Task set:
- 1) From the passage on children's temperament, list the four temperaments that date back to Hippocrates.
- 2) Extend the passage on children's temperament beyond its final sentence.

Temperament is a child’s individual way of reacting to the world. How they engage with others, how they handle new situations, how they respond when they are feeling certain emotions – this all comes down to their temperament.
There’s been a lot of thought put into children’s temperaments, including babies and infants. In the 1960s, some psychologists in New York started the largest study of temperament ever conducted. It ran for three decades and assessed 131 babies from the age of three months until adulthood.
At the end of the study, the researchers proposed nine characteristics of temperament and outlined three different children’s temperament types.
NOTE: The children’s temperaments discussed below are different to the four temperaments which date back to Hippocrates. These four temperaments are sanguine, choleric, melancholic, and phlegmatic.

(Spatial annotation entries)
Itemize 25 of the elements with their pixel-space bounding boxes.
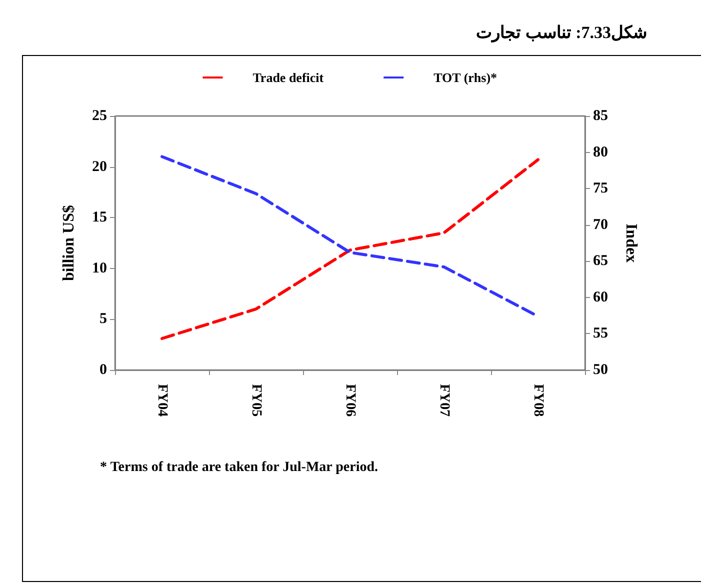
y-tick-label: 10 bbox=[92, 260, 107, 276]
y2-tick-label: 80 bbox=[593, 144, 608, 160]
x-tick-label: FY04 bbox=[154, 384, 170, 417]
y2-tick-label: 85 bbox=[593, 108, 608, 124]
text: * Terms of trade are taken for Jul-Mar period. bbox=[100, 460, 378, 476]
x-tick-label: FY06 bbox=[342, 384, 358, 417]
y2-tick-label: 65 bbox=[593, 253, 608, 270]
chart-title: شکل7.33: تناسب تجارت bbox=[476, 22, 647, 43]
y-tick-label: 25 bbox=[92, 108, 107, 124]
y2-axis-title: Index bbox=[622, 223, 640, 263]
x-tick-label: FY07 bbox=[436, 384, 452, 417]
y-tick-label: 20 bbox=[92, 158, 107, 175]
y2-tick-label: 50 bbox=[593, 362, 608, 378]
legend-label: TOT (rhs)* bbox=[434, 70, 498, 85]
y2-tick-label: 60 bbox=[593, 289, 608, 306]
x-tick-label: FY08 bbox=[530, 384, 546, 417]
y-axis-title: billion US$ bbox=[60, 204, 78, 282]
legend-label: Trade deficit bbox=[252, 70, 324, 85]
y2-tick-label: 75 bbox=[593, 180, 608, 197]
x-tick-label: FY05 bbox=[248, 384, 264, 417]
y-tick-label: 0 bbox=[100, 362, 107, 378]
y2-tick-label: 70 bbox=[593, 216, 608, 233]
y-tick-label: 5 bbox=[100, 311, 107, 328]
y-tick-label: 15 bbox=[92, 210, 107, 226]
y2-tick-label: 55 bbox=[593, 326, 608, 342]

Task-by-task results:
- 1) Sanguine, choleric, melancholic, phlegmatic

- 2)
While we don’t encourage any parent to put a ‘label’ on their children, knowing your children’s temperaments can be a helpful way to understand how and why they react the way they do. You can’t change their temperament but you are able to change your own expectations and reactions based on their specific temperament.
Another important thing to note here is that siblings won’t always have the same temperament. One child may fall into the “easy” temperament while another one may be considered “difficult”.
Let’s take a closer look at each temperament type, shall we?
The three temperament types in children
Children who fall into the ‘easy’ temperament are low-key, laid-back, and generally pretty chilled-out children. Around 40 percent of children are considered to have an ‘easy’ temperament.
- Generally positive
- Easy to calm down and rarely upset
- Adapts well to changes
- Regular eating/sleeping patterns
- Not fussed with meeting new people
- Not easily frustrated or angry
- Low to moderate activity level
SHY OR SLOW TO WARM
Slow-to-warm infants, toddlers, and preschoolers may be different in public than they are in the comfort of home. They may come off as shy or cautious. About 15 percent of babies, toddlers, and preschoolers fall into this category.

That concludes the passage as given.